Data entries
---*---
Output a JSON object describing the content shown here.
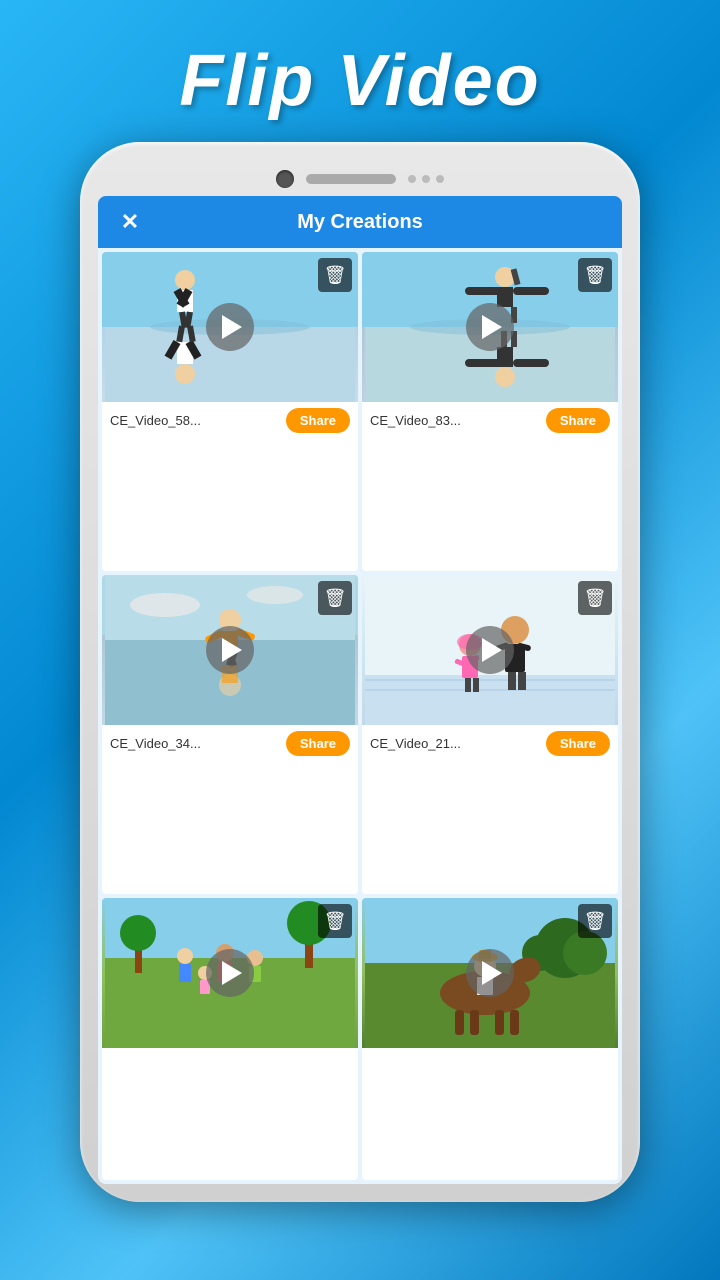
{
  "app": {
    "title": "Flip Video"
  },
  "header": {
    "close_label": "✕",
    "title": "My Creations"
  },
  "videos": [
    {
      "id": "v1",
      "name": "CE_Video_58...",
      "share_label": "Share",
      "thumb_type": "skate1"
    },
    {
      "id": "v2",
      "name": "CE_Video_83...",
      "share_label": "Share",
      "thumb_type": "skate2"
    },
    {
      "id": "v3",
      "name": "CE_Video_34...",
      "share_label": "Share",
      "thumb_type": "trick"
    },
    {
      "id": "v4",
      "name": "CE_Video_21...",
      "share_label": "Share",
      "thumb_type": "skate3"
    },
    {
      "id": "v5",
      "name": "",
      "share_label": "",
      "thumb_type": "park"
    },
    {
      "id": "v6",
      "name": "",
      "share_label": "",
      "thumb_type": "horse"
    }
  ],
  "icons": {
    "close": "✕",
    "trash": "🗑",
    "play": "▶"
  }
}
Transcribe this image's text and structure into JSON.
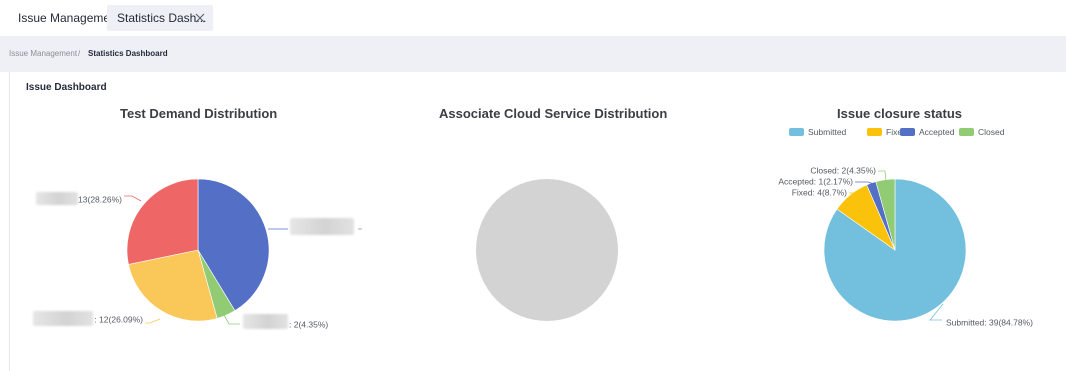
{
  "tabs": [
    {
      "label": "Issue Management"
    },
    {
      "label": "Statistics Dash..."
    }
  ],
  "breadcrumb": {
    "parent": "Issue Management",
    "separator": "/",
    "current": "Statistics Dashboard"
  },
  "card": {
    "title": "Issue Dashboard"
  },
  "chart_data": [
    {
      "type": "pie",
      "title": "Test Demand Distribution",
      "slices": [
        {
          "label": "",
          "value": 19,
          "text": "",
          "color": "#5470c6"
        },
        {
          "label": "",
          "value": 2,
          "text": ": 2(4.35%)",
          "color": "#91cc75"
        },
        {
          "label": "",
          "value": 12,
          "text": ": 12(26.09%)",
          "color": "#fac858"
        },
        {
          "label": "",
          "value": 13,
          "text": "13(28.26%)",
          "color": "#ee6666"
        }
      ]
    },
    {
      "type": "pie",
      "title": "Associate Cloud Service Distribution",
      "slices": [],
      "empty_color": "#d3d3d3"
    },
    {
      "type": "pie",
      "title": "Issue closure status",
      "legend": [
        "Submitted",
        "Fixed",
        "Accepted",
        "Closed"
      ],
      "legend_position": "top",
      "slices": [
        {
          "label": "Submitted",
          "value": 39,
          "text": "Submitted: 39(84.78%)",
          "color": "#73c0de"
        },
        {
          "label": "Fixed",
          "value": 4,
          "text": "Fixed: 4(8.7%)",
          "color": "#fac20a"
        },
        {
          "label": "Accepted",
          "value": 1,
          "text": "Accepted: 1(2.17%)",
          "color": "#5470c6"
        },
        {
          "label": "Closed",
          "value": 2,
          "text": "Closed: 2(4.35%)",
          "color": "#91cc75"
        }
      ]
    }
  ]
}
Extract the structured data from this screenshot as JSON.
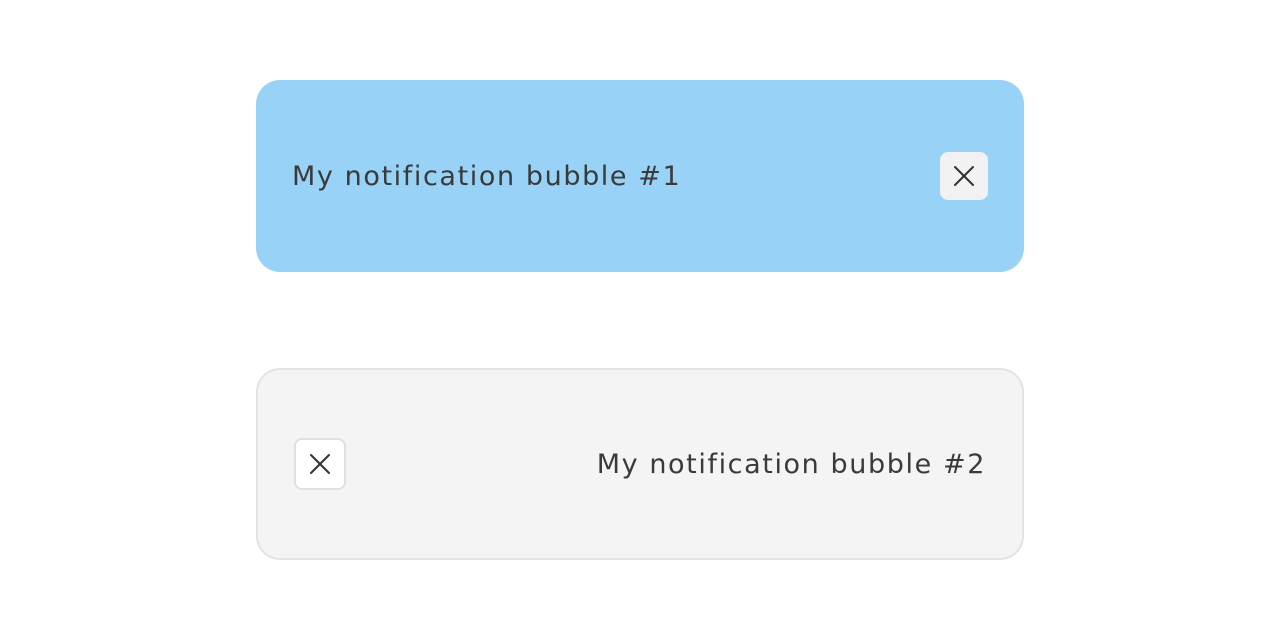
{
  "notifications": [
    {
      "message": "My notification bubble #1",
      "background": "#98d2f6",
      "close_icon": "close-icon"
    },
    {
      "message": "My notification bubble #2",
      "background": "#f4f4f4",
      "close_icon": "close-icon"
    }
  ]
}
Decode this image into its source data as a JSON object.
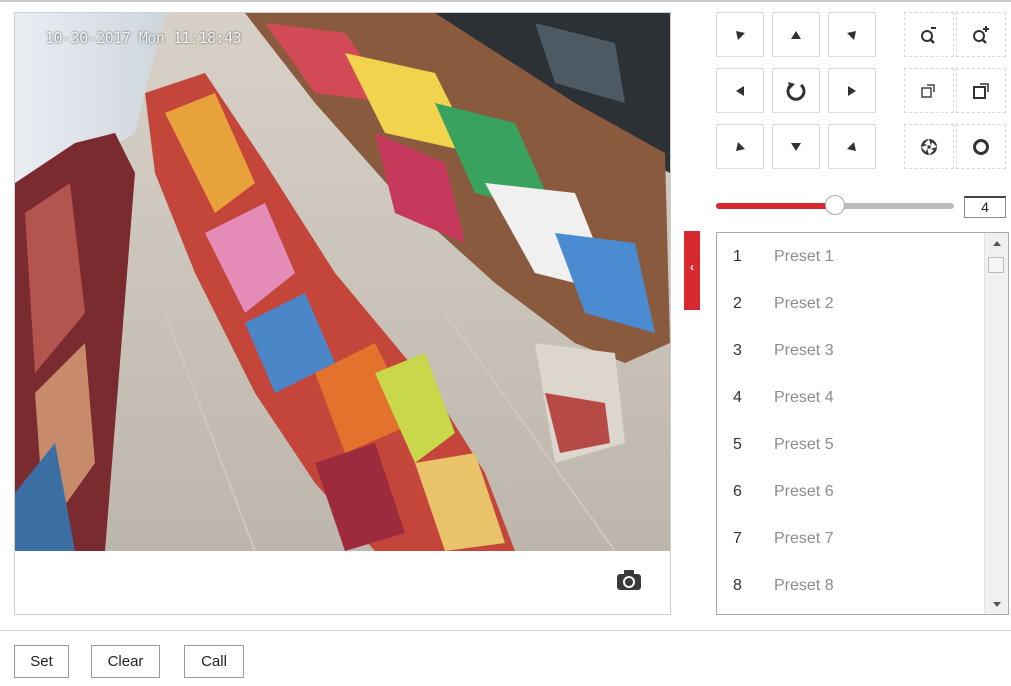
{
  "video": {
    "timestamp": "10-30-2017 Mon 11:18:43"
  },
  "ptz": {
    "direction_icons": [
      "arrow-up-left-icon",
      "arrow-up-icon",
      "arrow-up-right-icon",
      "arrow-left-icon",
      "auto-scan-icon",
      "arrow-right-icon",
      "arrow-down-left-icon",
      "arrow-down-icon",
      "arrow-down-right-icon"
    ],
    "tool_icons": [
      "zoom-out-icon",
      "zoom-in-icon",
      "focus-near-icon",
      "focus-far-icon",
      "iris-close-icon",
      "iris-open-icon"
    ]
  },
  "speed": {
    "value": "4",
    "level_fraction": 0.5
  },
  "presets": [
    {
      "number": "1",
      "name": "Preset 1"
    },
    {
      "number": "2",
      "name": "Preset 2"
    },
    {
      "number": "3",
      "name": "Preset 3"
    },
    {
      "number": "4",
      "name": "Preset 4"
    },
    {
      "number": "5",
      "name": "Preset 5"
    },
    {
      "number": "6",
      "name": "Preset 6"
    },
    {
      "number": "7",
      "name": "Preset 7"
    },
    {
      "number": "8",
      "name": "Preset 8"
    }
  ],
  "actions": {
    "set_label": "Set",
    "clear_label": "Clear",
    "call_label": "Call"
  },
  "colors": {
    "accent": "#d8292f",
    "track": "#bcbcbc",
    "preset_name": "#8c8c8c"
  },
  "icons": {
    "snapshot": "camera-icon",
    "collapse": "chevron-left-icon"
  }
}
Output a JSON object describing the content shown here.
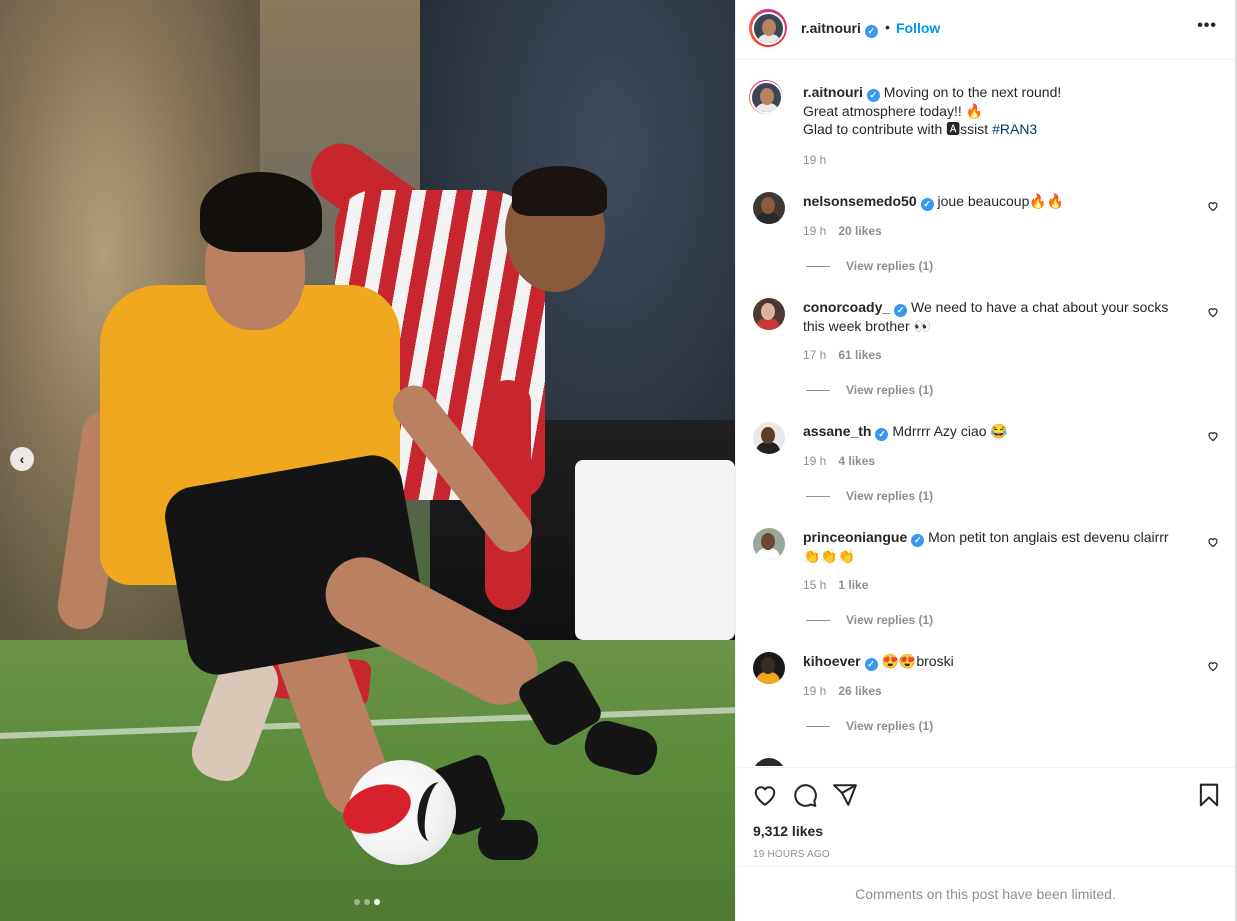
{
  "post": {
    "author": "r.aitnouri",
    "follow_label": "Follow",
    "more_label": "•••",
    "separator": "•",
    "carousel_prev": "‹",
    "carousel_index": 3,
    "carousel_count": 3
  },
  "caption": {
    "username": "r.aitnouri",
    "line1": "Moving on to the next round!",
    "line2": "Great atmosphere today!! 🔥",
    "line3_prefix": "Glad to contribute with 🅰ssist",
    "hashtag": "#RAN3",
    "time": "19 h"
  },
  "comments": [
    {
      "username": "nelsonsemedo50",
      "text": "joue beaucoup🔥🔥",
      "time": "19 h",
      "likes": "20 likes",
      "replies": "View replies (1)"
    },
    {
      "username": "conorcoady_",
      "text": "We need to have a chat about your socks this week brother 👀",
      "time": "17 h",
      "likes": "61 likes",
      "replies": "View replies (1)"
    },
    {
      "username": "assane_th",
      "text": "Mdrrrr Azy ciao 😂",
      "time": "19 h",
      "likes": "4 likes",
      "replies": "View replies (1)"
    },
    {
      "username": "princeoniangue",
      "text": "Mon petit ton anglais est devenu clairrr 👏👏👏",
      "time": "15 h",
      "likes": "1 like",
      "replies": "View replies (1)"
    },
    {
      "username": "kihoever",
      "text": "😍😍broski",
      "time": "19 h",
      "likes": "26 likes",
      "replies": "View replies (1)"
    }
  ],
  "footer": {
    "likes": "9,312 likes",
    "posted": "19 HOURS AGO",
    "limited_notice": "Comments on this post have been limited."
  },
  "icons": [
    "chevron-left-icon",
    "more-icon",
    "verified-icon",
    "heart-icon",
    "comment-icon",
    "share-icon",
    "bookmark-icon"
  ],
  "colors": {
    "follow": "#0095f6",
    "verified": "#3897f0",
    "hashtag": "#00376b",
    "muted": "#8e8e8e",
    "story_ring": "#e1306c"
  }
}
---*---
§ **SHORT PROBLEM**
Copy all the records above exactly, but leave out the pictures.

§ **EXERCISE RESULT**
Output a JSON object describing the content shown here.
{
  "app": {
    "title": "Flip Video"
  },
  "header": {
    "close_label": "✕",
    "title": "My Creations"
  },
  "videos": [
    {
      "id": "v1",
      "name": "CE_Video_58...",
      "share_label": "Share",
      "thumb_type": "skate1"
    },
    {
      "id": "v2",
      "name": "CE_Video_83...",
      "share_label": "Share",
      "thumb_type": "skate2"
    },
    {
      "id": "v3",
      "name": "CE_Video_34...",
      "share_label": "Share",
      "thumb_type": "trick"
    },
    {
      "id": "v4",
      "name": "CE_Video_21...",
      "share_label": "Share",
      "thumb_type": "skate3"
    },
    {
      "id": "v5",
      "name": "",
      "share_label": "",
      "thumb_type": "park"
    },
    {
      "id": "v6",
      "name": "",
      "share_label": "",
      "thumb_type": "horse"
    }
  ],
  "icons": {
    "close": "✕",
    "trash": "🗑",
    "play": "▶"
  }
}
Transcribe this image's text and structure into JSON.
{
  "tabs": [
    {
      "label": "Issue Management"
    },
    {
      "label": "Statistics Dash..."
    }
  ],
  "breadcrumb": {
    "parent": "Issue Management",
    "separator": "/",
    "current": "Statistics Dashboard"
  },
  "card": {
    "title": "Issue Dashboard"
  },
  "chart_data": [
    {
      "type": "pie",
      "title": "Test Demand Distribution",
      "slices": [
        {
          "label": "",
          "value": 19,
          "text": "",
          "color": "#5470c6"
        },
        {
          "label": "",
          "value": 2,
          "text": ": 2(4.35%)",
          "color": "#91cc75"
        },
        {
          "label": "",
          "value": 12,
          "text": ": 12(26.09%)",
          "color": "#fac858"
        },
        {
          "label": "",
          "value": 13,
          "text": "13(28.26%)",
          "color": "#ee6666"
        }
      ]
    },
    {
      "type": "pie",
      "title": "Associate Cloud Service Distribution",
      "slices": [],
      "empty_color": "#d3d3d3"
    },
    {
      "type": "pie",
      "title": "Issue closure status",
      "legend": [
        "Submitted",
        "Fixed",
        "Accepted",
        "Closed"
      ],
      "legend_position": "top",
      "slices": [
        {
          "label": "Submitted",
          "value": 39,
          "text": "Submitted: 39(84.78%)",
          "color": "#73c0de"
        },
        {
          "label": "Fixed",
          "value": 4,
          "text": "Fixed: 4(8.7%)",
          "color": "#fac20a"
        },
        {
          "label": "Accepted",
          "value": 1,
          "text": "Accepted: 1(2.17%)",
          "color": "#5470c6"
        },
        {
          "label": "Closed",
          "value": 2,
          "text": "Closed: 2(4.35%)",
          "color": "#91cc75"
        }
      ]
    }
  ]
}
Extract the structured data from this screenshot as JSON.
{
  "notifications": [
    {
      "message": "My notification bubble #1",
      "background": "#98d2f6",
      "close_icon": "close-icon"
    },
    {
      "message": "My notification bubble #2",
      "background": "#f4f4f4",
      "close_icon": "close-icon"
    }
  ]
}
Decode this image into its source data as a JSON object.
{
  "video": {
    "timestamp": "10-30-2017 Mon 11:18:43"
  },
  "ptz": {
    "direction_icons": [
      "arrow-up-left-icon",
      "arrow-up-icon",
      "arrow-up-right-icon",
      "arrow-left-icon",
      "auto-scan-icon",
      "arrow-right-icon",
      "arrow-down-left-icon",
      "arrow-down-icon",
      "arrow-down-right-icon"
    ],
    "tool_icons": [
      "zoom-out-icon",
      "zoom-in-icon",
      "focus-near-icon",
      "focus-far-icon",
      "iris-close-icon",
      "iris-open-icon"
    ]
  },
  "speed": {
    "value": "4",
    "level_fraction": 0.5
  },
  "presets": [
    {
      "number": "1",
      "name": "Preset 1"
    },
    {
      "number": "2",
      "name": "Preset 2"
    },
    {
      "number": "3",
      "name": "Preset 3"
    },
    {
      "number": "4",
      "name": "Preset 4"
    },
    {
      "number": "5",
      "name": "Preset 5"
    },
    {
      "number": "6",
      "name": "Preset 6"
    },
    {
      "number": "7",
      "name": "Preset 7"
    },
    {
      "number": "8",
      "name": "Preset 8"
    }
  ],
  "actions": {
    "set_label": "Set",
    "clear_label": "Clear",
    "call_label": "Call"
  },
  "colors": {
    "accent": "#d8292f",
    "track": "#bcbcbc",
    "preset_name": "#8c8c8c"
  },
  "icons": {
    "snapshot": "camera-icon",
    "collapse": "chevron-left-icon"
  }
}
Output a JSON object describing the content shown here.
{
  "post": {
    "author": "r.aitnouri",
    "follow_label": "Follow",
    "more_label": "•••",
    "separator": "•",
    "carousel_prev": "‹",
    "carousel_index": 3,
    "carousel_count": 3
  },
  "caption": {
    "username": "r.aitnouri",
    "line1": "Moving on to the next round!",
    "line2": "Great atmosphere today!! 🔥",
    "line3_prefix": "Glad to contribute with 🅰ssist",
    "hashtag": "#RAN3",
    "time": "19 h"
  },
  "comments": [
    {
      "username": "nelsonsemedo50",
      "text": "joue beaucoup🔥🔥",
      "time": "19 h",
      "likes": "20 likes",
      "replies": "View replies (1)"
    },
    {
      "username": "conorcoady_",
      "text": "We need to have a chat about your socks this week brother 👀",
      "time": "17 h",
      "likes": "61 likes",
      "replies": "View replies (1)"
    },
    {
      "username": "assane_th",
      "text": "Mdrrrr Azy ciao 😂",
      "time": "19 h",
      "likes": "4 likes",
      "replies": "View replies (1)"
    },
    {
      "username": "princeoniangue",
      "text": "Mon petit ton anglais est devenu clairrr 👏👏👏",
      "time": "15 h",
      "likes": "1 like",
      "replies": "View replies (1)"
    },
    {
      "username": "kihoever",
      "text": "😍😍broski",
      "time": "19 h",
      "likes": "26 likes",
      "replies": "View replies (1)"
    }
  ],
  "footer": {
    "likes": "9,312 likes",
    "posted": "19 HOURS AGO",
    "limited_notice": "Comments on this post have been limited."
  },
  "icons": [
    "chevron-left-icon",
    "more-icon",
    "verified-icon",
    "heart-icon",
    "comment-icon",
    "share-icon",
    "bookmark-icon"
  ],
  "colors": {
    "follow": "#0095f6",
    "verified": "#3897f0",
    "hashtag": "#00376b",
    "muted": "#8e8e8e",
    "story_ring": "#e1306c"
  }
}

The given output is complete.